Source data:
====

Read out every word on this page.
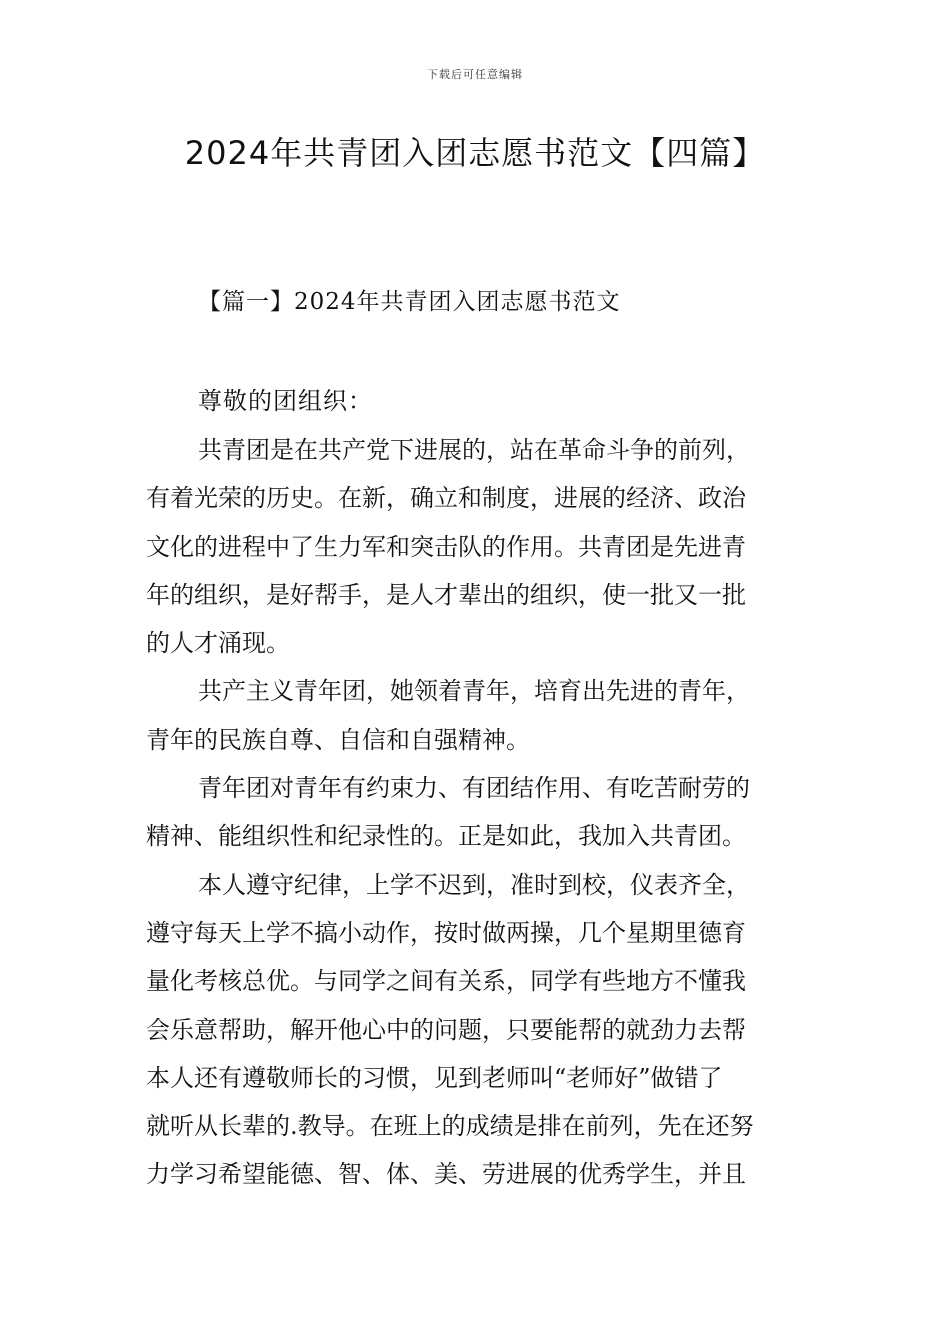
下载后可任意编辑
2024年共青团入团志愿书范文【四篇】
【篇一】2024年共青团入团志愿书范文
尊敬的团组织：
共青团是在共产党下进展的，站在革命斗争的前列，
有着光荣的历史。在新，确立和制度，进展的经济、政治
文化的进程中了生力军和突击队的作用。共青团是先进青
年的组织，是好帮手，是人才辈出的组织，使一批又一批
的人才涌现。
共产主义青年团，她领着青年，培育出先进的青年，
青年的民族自尊、自信和自强精神。
青年团对青年有约束力、有团结作用、有吃苦耐劳的
精神、能组织性和纪录性的。正是如此，我加入共青团。
本人遵守纪律，上学不迟到，准时到校，仪表齐全，
遵守每天上学不搞小动作，按时做两操，几个星期里德育
量化考核总优。与同学之间有关系，同学有些地方不懂我
会乐意帮助，解开他心中的问题，只要能帮的就劲力去帮
本人还有遵敬师长的习惯，见到老师叫“老师好”做错了
就听从长辈的.教导。在班上的成绩是排在前列，先在还努
力学习希望能德、智、体、美、劳进展的优秀学生，并且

====

> Short exercise:
Transcribe all of the records above character for character. Exclude the pictures.

> Exercise solution:
Read out every word on this page.
下载后可任意编辑
2024年共青团入团志愿书范文【四篇】
【篇一】2024年共青团入团志愿书范文
尊敬的团组织：
共青团是在共产党下进展的，站在革命斗争的前列，
有着光荣的历史。在新，确立和制度，进展的经济、政治
文化的进程中了生力军和突击队的作用。共青团是先进青
年的组织，是好帮手，是人才辈出的组织，使一批又一批
的人才涌现。
共产主义青年团，她领着青年，培育出先进的青年，
青年的民族自尊、自信和自强精神。
青年团对青年有约束力、有团结作用、有吃苦耐劳的
精神、能组织性和纪录性的。正是如此，我加入共青团。
本人遵守纪律，上学不迟到，准时到校，仪表齐全，
遵守每天上学不搞小动作，按时做两操，几个星期里德育
量化考核总优。与同学之间有关系，同学有些地方不懂我
会乐意帮助，解开他心中的问题，只要能帮的就劲力去帮
本人还有遵敬师长的习惯，见到老师叫“老师好”做错了
就听从长辈的.教导。在班上的成绩是排在前列，先在还努
力学习希望能德、智、体、美、劳进展的优秀学生，并且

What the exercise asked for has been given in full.